Data records
────────────────────
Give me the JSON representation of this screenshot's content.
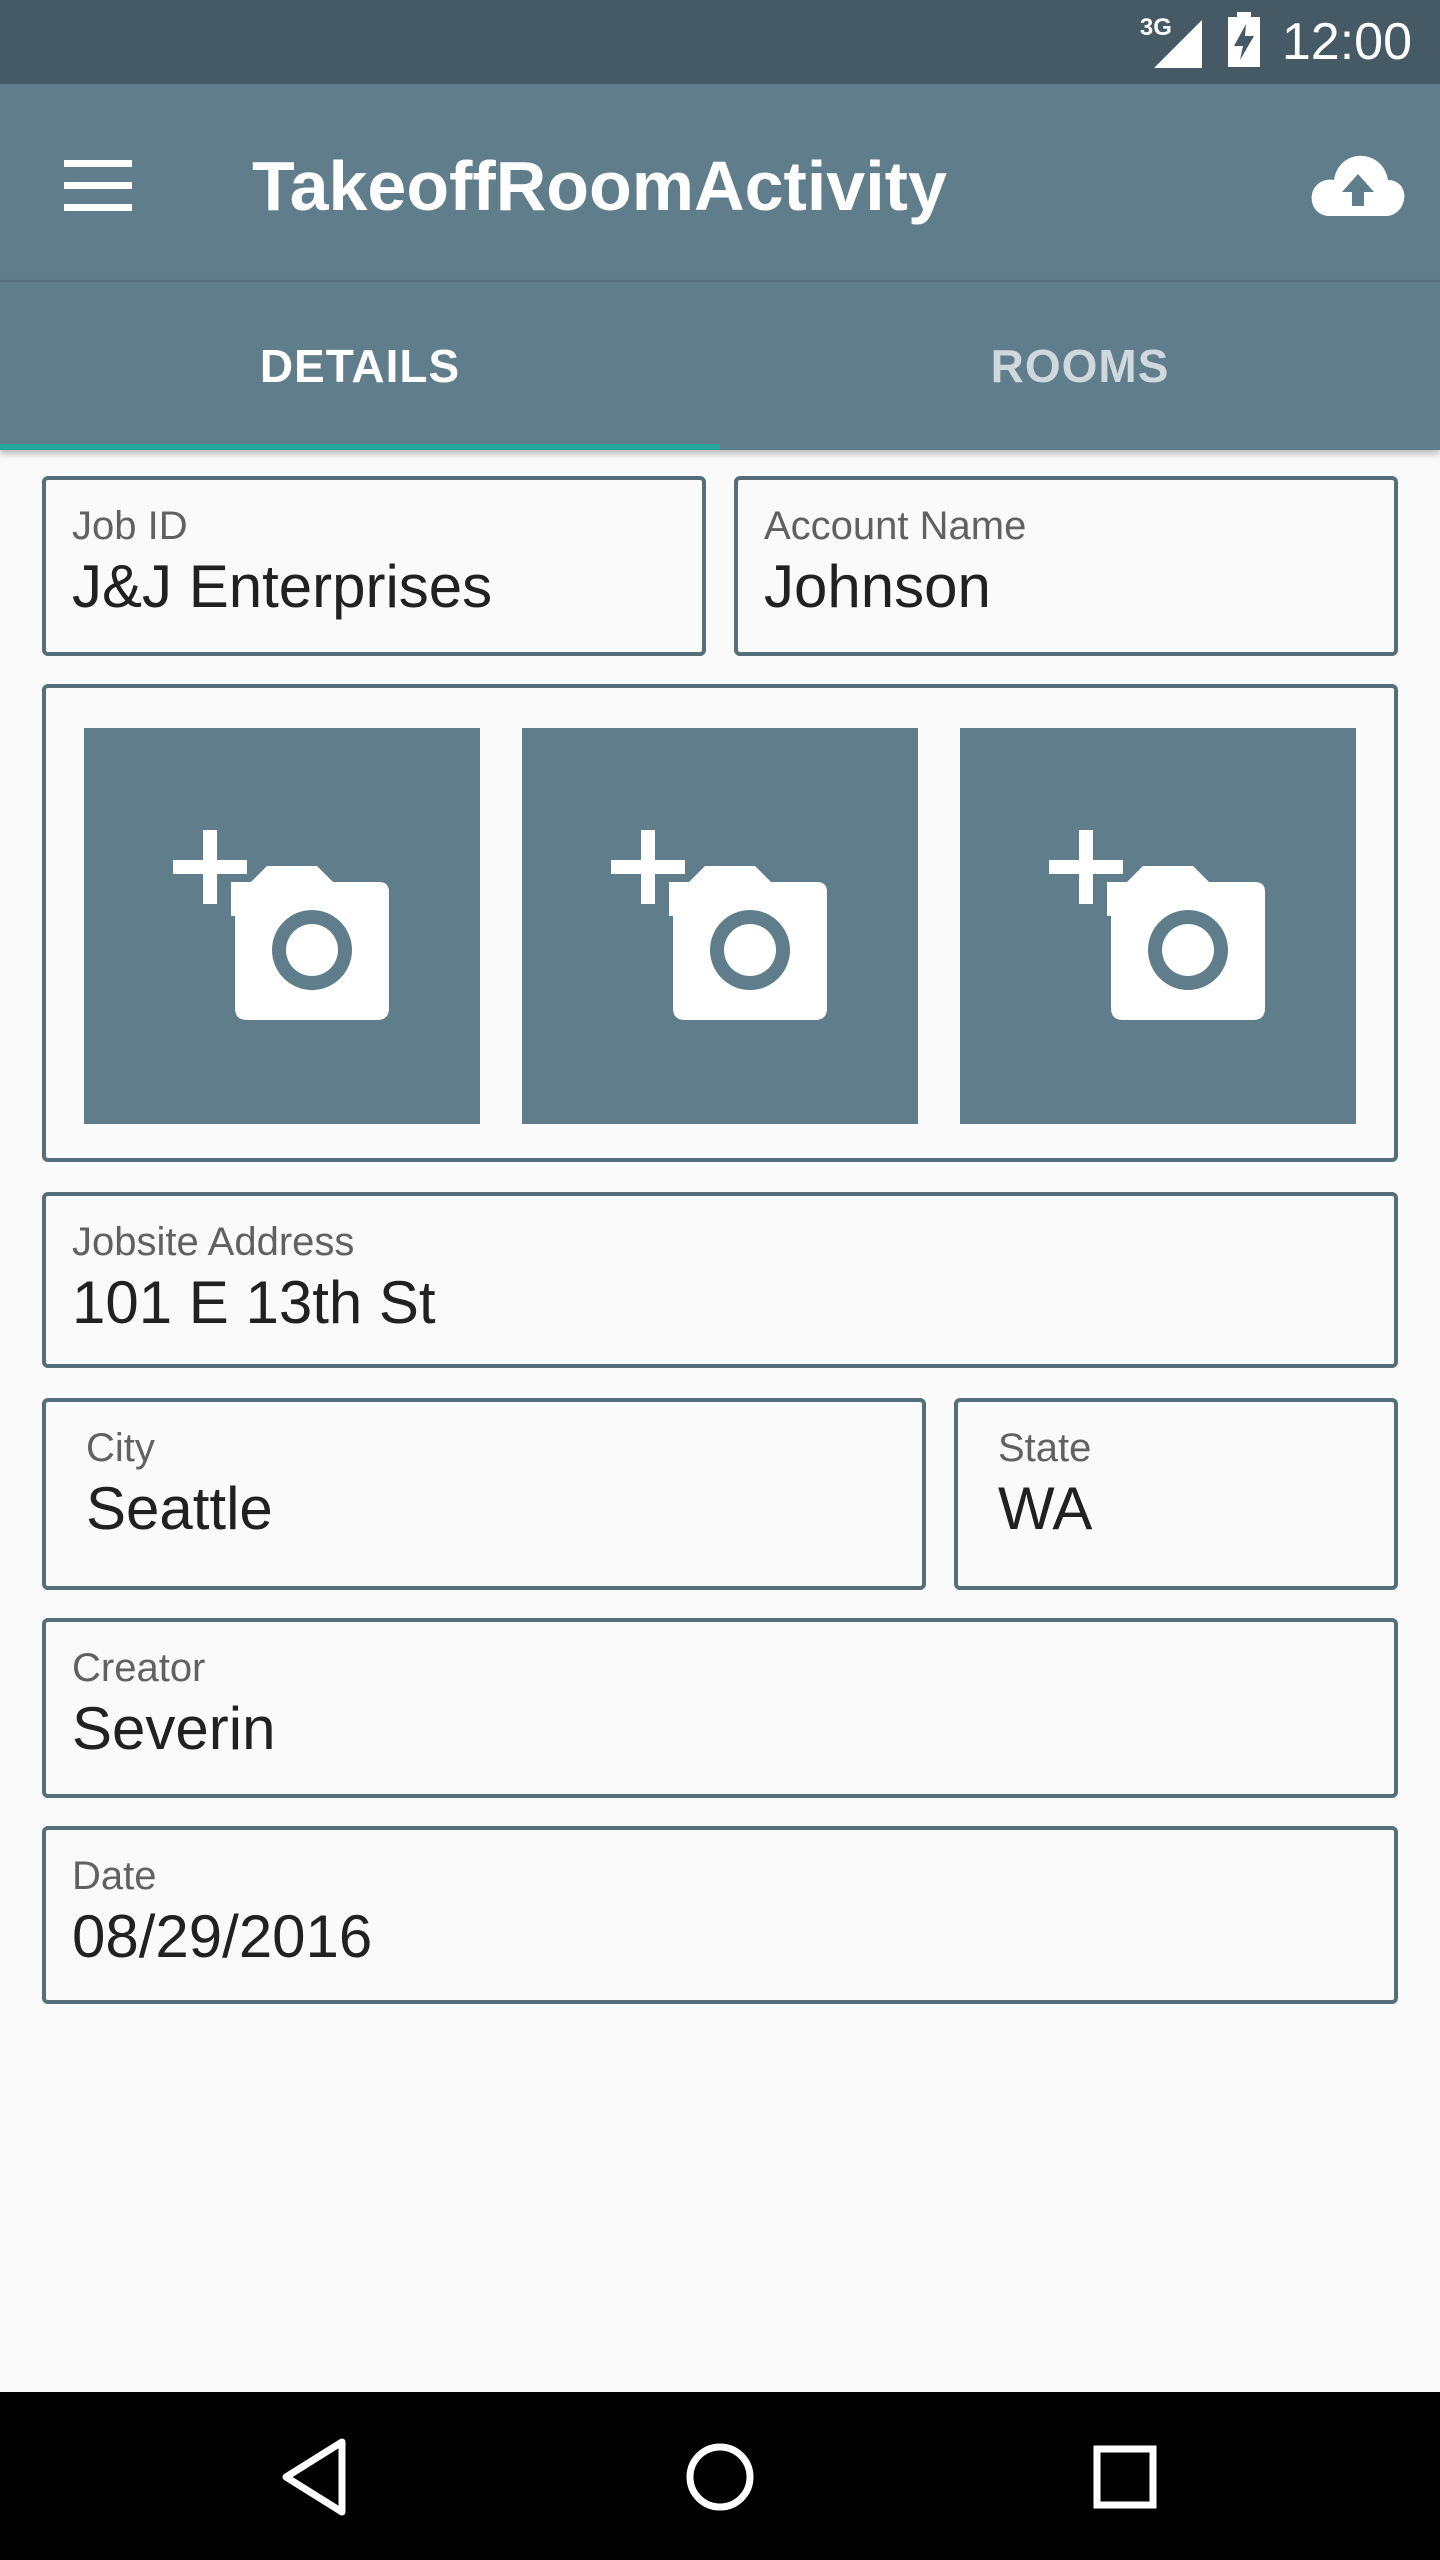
{
  "status_bar": {
    "network": "3G",
    "time": "12:00",
    "icons": [
      "signal-icon",
      "battery-charging-icon"
    ]
  },
  "app_bar": {
    "title": "TakeoffRoomActivity",
    "icons": [
      "menu-icon",
      "cloud-upload-icon"
    ]
  },
  "tabs": [
    {
      "label": "DETAILS",
      "selected": true
    },
    {
      "label": "ROOMS",
      "selected": false
    }
  ],
  "form": {
    "job_id": {
      "label": "Job ID",
      "value": "J&J Enterprises"
    },
    "account_name": {
      "label": "Account Name",
      "value": "Johnson"
    },
    "photos": {
      "count": 3,
      "icon": "add-a-photo-icon"
    },
    "jobsite_address": {
      "label": "Jobsite Address",
      "value": "101 E 13th St"
    },
    "city": {
      "label": "City",
      "value": "Seattle"
    },
    "state": {
      "label": "State",
      "value": "WA"
    },
    "creator": {
      "label": "Creator",
      "value": "Severin"
    },
    "date": {
      "label": "Date",
      "value": "08/29/2016"
    }
  },
  "nav_bar": {
    "icons": [
      "back-icon",
      "home-icon",
      "recents-icon"
    ]
  },
  "colors": {
    "status_bar": "#455a64",
    "primary": "#607d8b",
    "accent": "#26a69a",
    "field_border": "#546e7a"
  }
}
────────────────────
Spot every line that holds "value" and copy it.

      "value": "J&J Enterprises"
      "value": "Johnson"
      "value": "101 E 13th St"
      "value": "Seattle"
      "value": "WA"
      "value": "Severin"
      "value": "08/29/2016"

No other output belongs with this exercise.